Begin
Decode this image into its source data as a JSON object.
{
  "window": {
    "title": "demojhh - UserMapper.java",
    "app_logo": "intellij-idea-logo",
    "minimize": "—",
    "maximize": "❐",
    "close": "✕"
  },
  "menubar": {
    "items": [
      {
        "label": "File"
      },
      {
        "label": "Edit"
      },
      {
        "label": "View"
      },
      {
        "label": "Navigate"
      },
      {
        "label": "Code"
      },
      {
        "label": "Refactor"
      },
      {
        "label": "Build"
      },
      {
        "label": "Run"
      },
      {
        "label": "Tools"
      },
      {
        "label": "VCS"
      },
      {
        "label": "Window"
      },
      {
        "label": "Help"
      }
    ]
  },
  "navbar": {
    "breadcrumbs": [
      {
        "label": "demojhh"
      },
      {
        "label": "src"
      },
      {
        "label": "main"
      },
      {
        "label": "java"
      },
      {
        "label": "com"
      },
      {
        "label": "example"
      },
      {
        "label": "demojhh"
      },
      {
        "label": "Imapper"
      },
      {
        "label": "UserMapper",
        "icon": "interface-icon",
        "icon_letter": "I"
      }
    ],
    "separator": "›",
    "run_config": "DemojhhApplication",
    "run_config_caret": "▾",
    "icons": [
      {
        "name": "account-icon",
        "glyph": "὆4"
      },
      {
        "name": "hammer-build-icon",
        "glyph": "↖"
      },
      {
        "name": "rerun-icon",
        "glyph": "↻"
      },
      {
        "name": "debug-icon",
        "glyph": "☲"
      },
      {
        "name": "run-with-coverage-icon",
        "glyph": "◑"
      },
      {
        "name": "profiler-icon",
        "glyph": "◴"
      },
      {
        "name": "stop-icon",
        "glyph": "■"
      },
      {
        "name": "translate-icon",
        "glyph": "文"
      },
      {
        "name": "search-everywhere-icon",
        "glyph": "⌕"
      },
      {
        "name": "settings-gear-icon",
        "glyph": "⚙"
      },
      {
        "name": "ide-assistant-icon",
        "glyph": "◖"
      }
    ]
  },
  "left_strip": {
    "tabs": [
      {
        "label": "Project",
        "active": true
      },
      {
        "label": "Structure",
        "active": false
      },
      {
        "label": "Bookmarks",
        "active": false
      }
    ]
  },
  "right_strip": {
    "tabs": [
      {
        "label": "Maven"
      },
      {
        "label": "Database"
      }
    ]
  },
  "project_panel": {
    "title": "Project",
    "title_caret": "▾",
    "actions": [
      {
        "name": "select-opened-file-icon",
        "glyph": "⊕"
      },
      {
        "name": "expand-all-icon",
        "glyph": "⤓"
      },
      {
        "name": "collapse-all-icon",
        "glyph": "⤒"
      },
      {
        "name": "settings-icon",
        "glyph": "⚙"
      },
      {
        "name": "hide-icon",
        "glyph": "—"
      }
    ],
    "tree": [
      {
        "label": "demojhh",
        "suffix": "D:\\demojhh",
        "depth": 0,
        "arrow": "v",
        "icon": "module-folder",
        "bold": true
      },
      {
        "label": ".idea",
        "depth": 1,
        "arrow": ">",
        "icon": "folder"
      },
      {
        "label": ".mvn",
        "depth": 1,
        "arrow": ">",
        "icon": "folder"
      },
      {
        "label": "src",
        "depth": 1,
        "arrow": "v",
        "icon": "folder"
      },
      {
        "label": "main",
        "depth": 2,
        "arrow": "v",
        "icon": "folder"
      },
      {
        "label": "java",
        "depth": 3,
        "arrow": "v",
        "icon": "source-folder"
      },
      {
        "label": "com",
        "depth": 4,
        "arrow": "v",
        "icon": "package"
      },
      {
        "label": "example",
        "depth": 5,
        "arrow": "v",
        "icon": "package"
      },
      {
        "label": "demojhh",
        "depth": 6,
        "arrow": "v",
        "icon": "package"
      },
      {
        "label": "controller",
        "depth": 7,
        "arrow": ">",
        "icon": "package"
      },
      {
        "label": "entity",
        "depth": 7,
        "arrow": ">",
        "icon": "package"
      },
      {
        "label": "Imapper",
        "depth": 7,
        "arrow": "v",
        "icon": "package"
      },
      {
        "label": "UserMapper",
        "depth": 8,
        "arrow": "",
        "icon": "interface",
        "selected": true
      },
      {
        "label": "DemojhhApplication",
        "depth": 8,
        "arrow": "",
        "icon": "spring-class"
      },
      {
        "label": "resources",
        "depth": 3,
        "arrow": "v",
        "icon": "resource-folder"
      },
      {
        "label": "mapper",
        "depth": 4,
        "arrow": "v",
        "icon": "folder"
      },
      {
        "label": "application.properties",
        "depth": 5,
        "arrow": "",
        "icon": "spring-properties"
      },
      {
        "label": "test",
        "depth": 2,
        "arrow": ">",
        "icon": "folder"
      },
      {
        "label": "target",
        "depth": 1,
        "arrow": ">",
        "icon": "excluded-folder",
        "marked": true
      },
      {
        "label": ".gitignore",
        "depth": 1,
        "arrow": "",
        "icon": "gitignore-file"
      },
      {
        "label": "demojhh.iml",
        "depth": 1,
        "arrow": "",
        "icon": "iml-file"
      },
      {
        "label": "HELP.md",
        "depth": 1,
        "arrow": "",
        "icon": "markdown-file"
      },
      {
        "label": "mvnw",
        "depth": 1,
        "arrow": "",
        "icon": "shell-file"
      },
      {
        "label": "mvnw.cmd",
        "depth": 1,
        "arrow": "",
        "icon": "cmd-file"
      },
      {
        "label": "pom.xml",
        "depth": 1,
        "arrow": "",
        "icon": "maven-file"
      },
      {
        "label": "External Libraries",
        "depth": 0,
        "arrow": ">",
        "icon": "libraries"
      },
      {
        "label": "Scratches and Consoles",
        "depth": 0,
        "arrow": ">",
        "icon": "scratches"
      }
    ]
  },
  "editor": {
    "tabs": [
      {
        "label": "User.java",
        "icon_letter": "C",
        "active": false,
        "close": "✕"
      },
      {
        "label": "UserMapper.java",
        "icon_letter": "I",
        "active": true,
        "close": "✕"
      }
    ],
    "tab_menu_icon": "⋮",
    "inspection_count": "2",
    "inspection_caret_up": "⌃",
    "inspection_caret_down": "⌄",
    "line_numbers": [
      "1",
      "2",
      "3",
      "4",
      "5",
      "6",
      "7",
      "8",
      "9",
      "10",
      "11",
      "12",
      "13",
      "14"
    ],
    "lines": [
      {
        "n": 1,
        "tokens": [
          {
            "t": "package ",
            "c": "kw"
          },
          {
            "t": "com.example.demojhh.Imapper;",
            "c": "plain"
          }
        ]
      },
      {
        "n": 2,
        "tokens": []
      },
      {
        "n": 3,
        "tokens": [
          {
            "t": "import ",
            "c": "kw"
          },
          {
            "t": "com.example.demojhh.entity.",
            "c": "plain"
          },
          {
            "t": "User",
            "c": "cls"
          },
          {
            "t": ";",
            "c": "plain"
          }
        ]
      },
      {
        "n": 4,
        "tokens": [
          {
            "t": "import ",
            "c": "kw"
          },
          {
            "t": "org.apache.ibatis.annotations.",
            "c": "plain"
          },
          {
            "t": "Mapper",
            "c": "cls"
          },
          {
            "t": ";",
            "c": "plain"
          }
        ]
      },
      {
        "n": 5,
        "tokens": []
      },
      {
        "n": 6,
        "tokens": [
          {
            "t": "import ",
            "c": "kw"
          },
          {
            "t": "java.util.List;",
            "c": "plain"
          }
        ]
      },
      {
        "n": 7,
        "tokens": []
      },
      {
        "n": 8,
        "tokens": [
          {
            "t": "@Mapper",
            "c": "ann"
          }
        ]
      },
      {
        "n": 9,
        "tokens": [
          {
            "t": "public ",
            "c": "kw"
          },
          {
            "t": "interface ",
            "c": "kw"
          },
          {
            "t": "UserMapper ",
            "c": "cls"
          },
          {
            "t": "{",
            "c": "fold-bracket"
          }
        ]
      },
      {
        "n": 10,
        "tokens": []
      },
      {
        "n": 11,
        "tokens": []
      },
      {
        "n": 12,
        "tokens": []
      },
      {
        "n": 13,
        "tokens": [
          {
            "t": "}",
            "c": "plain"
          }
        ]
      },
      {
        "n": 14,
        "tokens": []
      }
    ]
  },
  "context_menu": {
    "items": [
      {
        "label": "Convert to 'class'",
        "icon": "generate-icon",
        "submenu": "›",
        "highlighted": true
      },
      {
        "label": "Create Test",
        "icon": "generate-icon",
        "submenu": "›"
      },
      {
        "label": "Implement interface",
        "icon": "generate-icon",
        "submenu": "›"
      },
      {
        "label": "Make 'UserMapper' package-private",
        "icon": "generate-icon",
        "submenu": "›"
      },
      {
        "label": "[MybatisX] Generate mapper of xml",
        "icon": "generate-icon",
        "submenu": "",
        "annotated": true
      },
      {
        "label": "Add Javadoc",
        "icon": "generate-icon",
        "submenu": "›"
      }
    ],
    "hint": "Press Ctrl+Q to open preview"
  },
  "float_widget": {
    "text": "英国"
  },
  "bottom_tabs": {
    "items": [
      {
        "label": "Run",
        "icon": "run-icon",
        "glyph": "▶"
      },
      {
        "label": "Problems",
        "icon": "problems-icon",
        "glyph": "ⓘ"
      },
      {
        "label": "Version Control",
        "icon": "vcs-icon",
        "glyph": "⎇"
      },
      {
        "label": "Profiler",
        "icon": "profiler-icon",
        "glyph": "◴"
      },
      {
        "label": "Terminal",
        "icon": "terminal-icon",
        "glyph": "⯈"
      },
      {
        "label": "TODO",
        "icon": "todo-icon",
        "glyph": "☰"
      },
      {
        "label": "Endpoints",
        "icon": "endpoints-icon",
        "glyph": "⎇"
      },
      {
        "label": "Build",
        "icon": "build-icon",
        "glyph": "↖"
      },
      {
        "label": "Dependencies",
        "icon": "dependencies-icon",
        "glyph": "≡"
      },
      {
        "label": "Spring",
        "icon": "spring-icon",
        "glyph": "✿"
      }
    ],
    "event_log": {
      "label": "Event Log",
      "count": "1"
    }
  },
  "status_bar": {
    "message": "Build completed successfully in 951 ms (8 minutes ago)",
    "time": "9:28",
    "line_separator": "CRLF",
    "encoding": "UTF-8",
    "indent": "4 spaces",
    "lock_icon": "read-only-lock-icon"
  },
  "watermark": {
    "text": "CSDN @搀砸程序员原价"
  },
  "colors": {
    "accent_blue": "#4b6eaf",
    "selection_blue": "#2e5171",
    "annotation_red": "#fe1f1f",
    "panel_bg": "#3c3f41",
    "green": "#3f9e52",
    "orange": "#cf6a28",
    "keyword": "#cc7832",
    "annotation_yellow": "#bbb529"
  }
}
End
_Task goal_
Return all lines of the material above in which the word "active" occurs.

_Result below_
        "active": true
        "active": false
        "active": false
        "active": false,
        "active": true,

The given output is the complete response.